Records about charts and figures:

#####

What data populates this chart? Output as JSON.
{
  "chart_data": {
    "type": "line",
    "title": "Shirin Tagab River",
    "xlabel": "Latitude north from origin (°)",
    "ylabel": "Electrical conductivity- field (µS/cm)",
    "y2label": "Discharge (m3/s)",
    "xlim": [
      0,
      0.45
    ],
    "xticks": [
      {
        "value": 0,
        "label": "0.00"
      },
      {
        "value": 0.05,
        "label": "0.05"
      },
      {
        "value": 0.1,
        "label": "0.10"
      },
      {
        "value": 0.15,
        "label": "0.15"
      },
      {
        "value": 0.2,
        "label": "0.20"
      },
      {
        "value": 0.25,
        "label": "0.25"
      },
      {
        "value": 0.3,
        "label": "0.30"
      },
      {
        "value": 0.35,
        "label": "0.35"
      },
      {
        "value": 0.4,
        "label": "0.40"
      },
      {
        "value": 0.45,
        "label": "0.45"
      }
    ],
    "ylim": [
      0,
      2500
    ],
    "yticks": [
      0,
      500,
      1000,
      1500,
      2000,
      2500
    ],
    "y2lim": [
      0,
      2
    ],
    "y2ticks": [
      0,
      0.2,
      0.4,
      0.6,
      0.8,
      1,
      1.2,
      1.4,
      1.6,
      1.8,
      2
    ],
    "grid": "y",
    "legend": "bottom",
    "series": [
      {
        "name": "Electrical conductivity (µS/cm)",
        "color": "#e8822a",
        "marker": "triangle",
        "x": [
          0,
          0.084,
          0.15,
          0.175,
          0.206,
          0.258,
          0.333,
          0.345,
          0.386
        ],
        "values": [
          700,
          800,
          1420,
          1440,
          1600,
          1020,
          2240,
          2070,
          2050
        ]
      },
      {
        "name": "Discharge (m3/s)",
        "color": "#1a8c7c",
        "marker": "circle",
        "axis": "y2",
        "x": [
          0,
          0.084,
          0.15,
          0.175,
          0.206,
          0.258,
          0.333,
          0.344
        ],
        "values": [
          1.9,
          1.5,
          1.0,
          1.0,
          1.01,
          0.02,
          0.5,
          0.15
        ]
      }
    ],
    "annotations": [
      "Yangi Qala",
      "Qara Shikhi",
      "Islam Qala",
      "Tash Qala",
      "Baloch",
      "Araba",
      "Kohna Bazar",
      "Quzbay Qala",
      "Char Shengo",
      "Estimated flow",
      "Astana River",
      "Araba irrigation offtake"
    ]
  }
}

#####

> **What to produce**: Set down the listing in full, keeping every word exactly as it is.

> **Solution to the problem**:
What data populates this chart? Output as JSON.
{
  "chart_data": {
    "type": "line",
    "title": "Shirin Tagab River",
    "xlabel": "Latitude north from origin (°)",
    "ylabel": "Electrical conductivity- field (µS/cm)",
    "y2label": "Discharge (m3/s)",
    "xlim": [
      0,
      0.45
    ],
    "xticks": [
      {
        "value": 0,
        "label": "0.00"
      },
      {
        "value": 0.05,
        "label": "0.05"
      },
      {
        "value": 0.1,
        "label": "0.10"
      },
      {
        "value": 0.15,
        "label": "0.15"
      },
      {
        "value": 0.2,
        "label": "0.20"
      },
      {
        "value": 0.25,
        "label": "0.25"
      },
      {
        "value": 0.3,
        "label": "0.30"
      },
      {
        "value": 0.35,
        "label": "0.35"
      },
      {
        "value": 0.4,
        "label": "0.40"
      },
      {
        "value": 0.45,
        "label": "0.45"
      }
    ],
    "ylim": [
      0,
      2500
    ],
    "yticks": [
      0,
      500,
      1000,
      1500,
      2000,
      2500
    ],
    "y2lim": [
      0,
      2
    ],
    "y2ticks": [
      0,
      0.2,
      0.4,
      0.6,
      0.8,
      1,
      1.2,
      1.4,
      1.6,
      1.8,
      2
    ],
    "grid": "y",
    "legend": "bottom",
    "series": [
      {
        "name": "Electrical conductivity (µS/cm)",
        "color": "#e8822a",
        "marker": "triangle",
        "x": [
          0,
          0.084,
          0.15,
          0.175,
          0.206,
          0.258,
          0.333,
          0.345,
          0.386
        ],
        "values": [
          700,
          800,
          1420,
          1440,
          1600,
          1020,
          2240,
          2070,
          2050
        ]
      },
      {
        "name": "Discharge (m3/s)",
        "color": "#1a8c7c",
        "marker": "circle",
        "axis": "y2",
        "x": [
          0,
          0.084,
          0.15,
          0.175,
          0.206,
          0.258,
          0.333,
          0.344
        ],
        "values": [
          1.9,
          1.5,
          1.0,
          1.0,
          1.01,
          0.02,
          0.5,
          0.15
        ]
      }
    ],
    "annotations": [
      "Yangi Qala",
      "Qara Shikhi",
      "Islam Qala",
      "Tash Qala",
      "Baloch",
      "Araba",
      "Kohna Bazar",
      "Quzbay Qala",
      "Char Shengo",
      "Estimated flow",
      "Astana River",
      "Araba irrigation offtake"
    ]
  }
}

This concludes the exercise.